= WRITTEN TASK =
Set out every line bearing the string "name".

= RECORD EXCERPTS =
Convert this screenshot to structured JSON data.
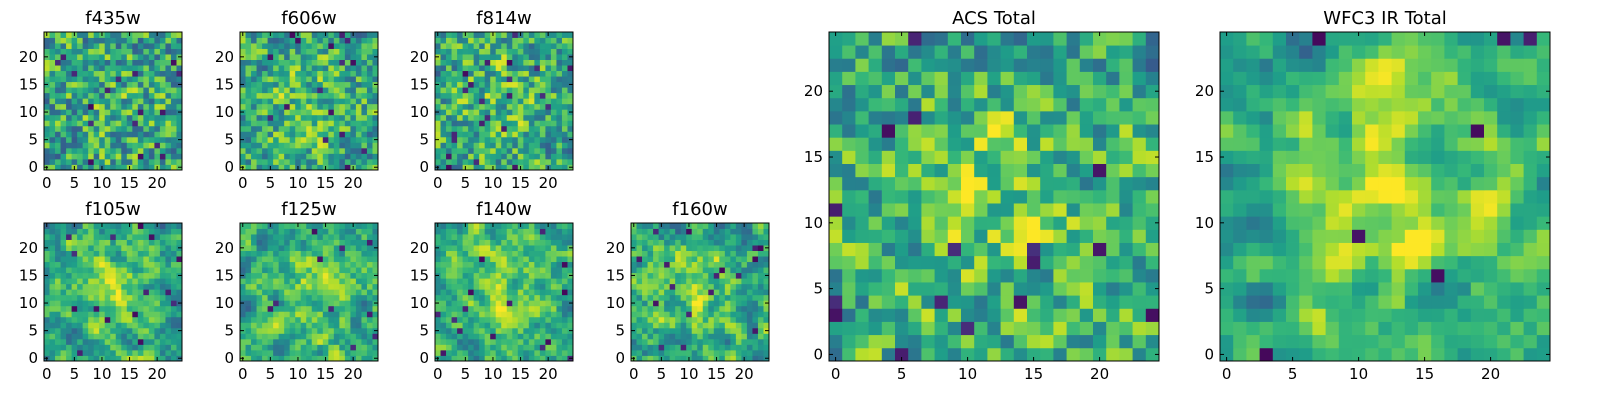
{
  "figure": {
    "background": "#ffffff",
    "colormap": "viridis",
    "colormap_stops": [
      "#440154",
      "#482878",
      "#3e4a89",
      "#31688e",
      "#26828e",
      "#1f9e89",
      "#35b779",
      "#6ece58",
      "#b5de2b",
      "#fde725"
    ]
  },
  "chart_data": [
    {
      "type": "heatmap",
      "name": "f435w",
      "title": "f435w",
      "rows": 25,
      "cols": 25,
      "xlim": [
        0,
        24
      ],
      "ylim": [
        0,
        24
      ],
      "xticks": [
        0,
        5,
        10,
        15,
        20
      ],
      "yticks": [
        0,
        5,
        10,
        15,
        20
      ],
      "seed": 435,
      "smooth": 0.2,
      "center_boost": 0.05,
      "hole_rate": 0.03
    },
    {
      "type": "heatmap",
      "name": "f606w",
      "title": "f606w",
      "rows": 25,
      "cols": 25,
      "xlim": [
        0,
        24
      ],
      "ylim": [
        0,
        24
      ],
      "xticks": [
        0,
        5,
        10,
        15,
        20
      ],
      "yticks": [
        0,
        5,
        10,
        15,
        20
      ],
      "seed": 606,
      "smooth": 0.3,
      "center_boost": 0.12,
      "hole_rate": 0.03
    },
    {
      "type": "heatmap",
      "name": "f814w",
      "title": "f814w",
      "rows": 25,
      "cols": 25,
      "xlim": [
        0,
        24
      ],
      "ylim": [
        0,
        24
      ],
      "xticks": [
        0,
        5,
        10,
        15,
        20
      ],
      "yticks": [
        0,
        5,
        10,
        15,
        20
      ],
      "seed": 814,
      "smooth": 0.3,
      "center_boost": 0.12,
      "hole_rate": 0.03
    },
    {
      "type": "heatmap",
      "name": "f105w",
      "title": "f105w",
      "rows": 25,
      "cols": 25,
      "xlim": [
        0,
        24
      ],
      "ylim": [
        0,
        24
      ],
      "xticks": [
        0,
        5,
        10,
        15,
        20
      ],
      "yticks": [
        0,
        5,
        10,
        15,
        20
      ],
      "seed": 105,
      "smooth": 0.7,
      "center_boost": 0.22,
      "hole_rate": 0.025
    },
    {
      "type": "heatmap",
      "name": "f125w",
      "title": "f125w",
      "rows": 25,
      "cols": 25,
      "xlim": [
        0,
        24
      ],
      "ylim": [
        0,
        24
      ],
      "xticks": [
        0,
        5,
        10,
        15,
        20
      ],
      "yticks": [
        0,
        5,
        10,
        15,
        20
      ],
      "seed": 125,
      "smooth": 0.7,
      "center_boost": 0.18,
      "hole_rate": 0.015
    },
    {
      "type": "heatmap",
      "name": "f140w",
      "title": "f140w",
      "rows": 25,
      "cols": 25,
      "xlim": [
        0,
        24
      ],
      "ylim": [
        0,
        24
      ],
      "xticks": [
        0,
        5,
        10,
        15,
        20
      ],
      "yticks": [
        0,
        5,
        10,
        15,
        20
      ],
      "seed": 140,
      "smooth": 0.7,
      "center_boost": 0.25,
      "hole_rate": 0.025
    },
    {
      "type": "heatmap",
      "name": "f160w",
      "title": "f160w",
      "rows": 25,
      "cols": 25,
      "xlim": [
        0,
        24
      ],
      "ylim": [
        0,
        24
      ],
      "xticks": [
        0,
        5,
        10,
        15,
        20
      ],
      "yticks": [
        0,
        5,
        10,
        15,
        20
      ],
      "seed": 160,
      "smooth": 0.7,
      "center_boost": 0.25,
      "hole_rate": 0.025
    },
    {
      "type": "heatmap",
      "name": "acs-total",
      "title": "ACS Total",
      "rows": 25,
      "cols": 25,
      "xlim": [
        0,
        24
      ],
      "ylim": [
        0,
        24
      ],
      "xticks": [
        0,
        5,
        10,
        15,
        20
      ],
      "yticks": [
        0,
        5,
        10,
        15,
        20
      ],
      "seed": 1234,
      "smooth": 0.45,
      "center_boost": 0.2,
      "hole_rate": 0.02
    },
    {
      "type": "heatmap",
      "name": "wfc3-ir-total",
      "title": "WFC3 IR Total",
      "rows": 25,
      "cols": 25,
      "xlim": [
        0,
        24
      ],
      "ylim": [
        0,
        24
      ],
      "xticks": [
        0,
        5,
        10,
        15,
        20
      ],
      "yticks": [
        0,
        5,
        10,
        15,
        20
      ],
      "seed": 4321,
      "smooth": 0.9,
      "center_boost": 0.3,
      "hole_rate": 0.015
    }
  ]
}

= ANSWER BELOW =
      "name": "f435w",
      "name": "f606w",
      "name": "f814w",
      "name": "f105w",
      "name": "f125w",
      "name": "f140w",
      "name": "f160w",
      "name": "acs-total",
      "name": "wfc3-ir-total",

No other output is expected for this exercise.